[Chart and figure data]
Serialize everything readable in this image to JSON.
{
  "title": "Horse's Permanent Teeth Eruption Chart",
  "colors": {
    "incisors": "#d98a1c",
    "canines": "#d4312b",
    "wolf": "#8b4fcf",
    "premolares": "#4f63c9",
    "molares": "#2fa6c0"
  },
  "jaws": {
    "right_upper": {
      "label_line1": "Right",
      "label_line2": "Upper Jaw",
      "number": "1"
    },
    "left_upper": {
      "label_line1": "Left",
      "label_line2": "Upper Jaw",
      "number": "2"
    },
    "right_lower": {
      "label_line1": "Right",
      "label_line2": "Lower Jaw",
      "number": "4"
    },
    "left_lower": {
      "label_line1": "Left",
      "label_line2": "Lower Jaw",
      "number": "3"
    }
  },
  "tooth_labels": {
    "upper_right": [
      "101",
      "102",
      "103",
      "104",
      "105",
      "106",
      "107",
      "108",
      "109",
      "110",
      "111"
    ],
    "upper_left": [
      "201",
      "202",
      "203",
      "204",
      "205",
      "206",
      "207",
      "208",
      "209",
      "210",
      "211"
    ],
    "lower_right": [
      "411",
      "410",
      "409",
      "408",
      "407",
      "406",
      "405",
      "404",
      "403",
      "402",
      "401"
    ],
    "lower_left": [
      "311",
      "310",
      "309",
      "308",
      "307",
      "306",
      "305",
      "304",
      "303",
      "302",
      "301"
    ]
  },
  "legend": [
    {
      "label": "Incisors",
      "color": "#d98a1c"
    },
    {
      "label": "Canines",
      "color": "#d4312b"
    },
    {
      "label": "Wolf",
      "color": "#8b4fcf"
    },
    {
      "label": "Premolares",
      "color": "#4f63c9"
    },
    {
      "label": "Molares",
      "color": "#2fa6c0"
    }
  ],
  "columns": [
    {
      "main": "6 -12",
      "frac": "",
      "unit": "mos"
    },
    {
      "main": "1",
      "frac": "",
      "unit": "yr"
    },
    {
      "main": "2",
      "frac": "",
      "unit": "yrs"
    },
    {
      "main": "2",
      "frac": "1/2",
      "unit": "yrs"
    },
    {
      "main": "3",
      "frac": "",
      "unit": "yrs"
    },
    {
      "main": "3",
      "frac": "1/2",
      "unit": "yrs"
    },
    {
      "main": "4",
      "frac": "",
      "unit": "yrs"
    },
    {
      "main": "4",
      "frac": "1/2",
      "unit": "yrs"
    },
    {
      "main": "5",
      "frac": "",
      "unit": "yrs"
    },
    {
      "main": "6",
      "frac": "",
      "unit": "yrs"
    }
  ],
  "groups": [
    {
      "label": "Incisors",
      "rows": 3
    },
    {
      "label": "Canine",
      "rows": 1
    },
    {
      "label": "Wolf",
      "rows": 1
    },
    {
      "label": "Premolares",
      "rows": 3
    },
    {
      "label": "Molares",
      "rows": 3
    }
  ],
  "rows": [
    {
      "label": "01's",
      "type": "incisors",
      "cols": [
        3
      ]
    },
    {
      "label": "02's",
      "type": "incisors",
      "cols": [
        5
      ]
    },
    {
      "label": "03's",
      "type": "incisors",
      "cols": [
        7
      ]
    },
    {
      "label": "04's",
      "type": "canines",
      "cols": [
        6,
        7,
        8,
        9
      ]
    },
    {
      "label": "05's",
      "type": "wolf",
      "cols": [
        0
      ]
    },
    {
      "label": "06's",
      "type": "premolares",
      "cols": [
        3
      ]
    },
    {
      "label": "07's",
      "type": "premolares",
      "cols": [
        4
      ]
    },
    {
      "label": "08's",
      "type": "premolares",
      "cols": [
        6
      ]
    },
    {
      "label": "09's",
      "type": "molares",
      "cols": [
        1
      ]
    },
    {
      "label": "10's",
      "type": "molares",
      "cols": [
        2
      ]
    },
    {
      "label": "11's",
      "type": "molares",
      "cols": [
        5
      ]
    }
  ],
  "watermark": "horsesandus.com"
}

◆ WHAT THE TASK REQUIRES: Repeat the material above exactly.

◆ SOLUTION:
Serialize everything readable in this image to JSON.
{
  "title": "Horse's Permanent Teeth Eruption Chart",
  "colors": {
    "incisors": "#d98a1c",
    "canines": "#d4312b",
    "wolf": "#8b4fcf",
    "premolares": "#4f63c9",
    "molares": "#2fa6c0"
  },
  "jaws": {
    "right_upper": {
      "label_line1": "Right",
      "label_line2": "Upper Jaw",
      "number": "1"
    },
    "left_upper": {
      "label_line1": "Left",
      "label_line2": "Upper Jaw",
      "number": "2"
    },
    "right_lower": {
      "label_line1": "Right",
      "label_line2": "Lower Jaw",
      "number": "4"
    },
    "left_lower": {
      "label_line1": "Left",
      "label_line2": "Lower Jaw",
      "number": "3"
    }
  },
  "tooth_labels": {
    "upper_right": [
      "101",
      "102",
      "103",
      "104",
      "105",
      "106",
      "107",
      "108",
      "109",
      "110",
      "111"
    ],
    "upper_left": [
      "201",
      "202",
      "203",
      "204",
      "205",
      "206",
      "207",
      "208",
      "209",
      "210",
      "211"
    ],
    "lower_right": [
      "411",
      "410",
      "409",
      "408",
      "407",
      "406",
      "405",
      "404",
      "403",
      "402",
      "401"
    ],
    "lower_left": [
      "311",
      "310",
      "309",
      "308",
      "307",
      "306",
      "305",
      "304",
      "303",
      "302",
      "301"
    ]
  },
  "legend": [
    {
      "label": "Incisors",
      "color": "#d98a1c"
    },
    {
      "label": "Canines",
      "color": "#d4312b"
    },
    {
      "label": "Wolf",
      "color": "#8b4fcf"
    },
    {
      "label": "Premolares",
      "color": "#4f63c9"
    },
    {
      "label": "Molares",
      "color": "#2fa6c0"
    }
  ],
  "columns": [
    {
      "main": "6 -12",
      "frac": "",
      "unit": "mos"
    },
    {
      "main": "1",
      "frac": "",
      "unit": "yr"
    },
    {
      "main": "2",
      "frac": "",
      "unit": "yrs"
    },
    {
      "main": "2",
      "frac": "1/2",
      "unit": "yrs"
    },
    {
      "main": "3",
      "frac": "",
      "unit": "yrs"
    },
    {
      "main": "3",
      "frac": "1/2",
      "unit": "yrs"
    },
    {
      "main": "4",
      "frac": "",
      "unit": "yrs"
    },
    {
      "main": "4",
      "frac": "1/2",
      "unit": "yrs"
    },
    {
      "main": "5",
      "frac": "",
      "unit": "yrs"
    },
    {
      "main": "6",
      "frac": "",
      "unit": "yrs"
    }
  ],
  "groups": [
    {
      "label": "Incisors",
      "rows": 3
    },
    {
      "label": "Canine",
      "rows": 1
    },
    {
      "label": "Wolf",
      "rows": 1
    },
    {
      "label": "Premolares",
      "rows": 3
    },
    {
      "label": "Molares",
      "rows": 3
    }
  ],
  "rows": [
    {
      "label": "01's",
      "type": "incisors",
      "cols": [
        3
      ]
    },
    {
      "label": "02's",
      "type": "incisors",
      "cols": [
        5
      ]
    },
    {
      "label": "03's",
      "type": "incisors",
      "cols": [
        7
      ]
    },
    {
      "label": "04's",
      "type": "canines",
      "cols": [
        6,
        7,
        8,
        9
      ]
    },
    {
      "label": "05's",
      "type": "wolf",
      "cols": [
        0
      ]
    },
    {
      "label": "06's",
      "type": "premolares",
      "cols": [
        3
      ]
    },
    {
      "label": "07's",
      "type": "premolares",
      "cols": [
        4
      ]
    },
    {
      "label": "08's",
      "type": "premolares",
      "cols": [
        6
      ]
    },
    {
      "label": "09's",
      "type": "molares",
      "cols": [
        1
      ]
    },
    {
      "label": "10's",
      "type": "molares",
      "cols": [
        2
      ]
    },
    {
      "label": "11's",
      "type": "molares",
      "cols": [
        5
      ]
    }
  ],
  "watermark": "horsesandus.com"
}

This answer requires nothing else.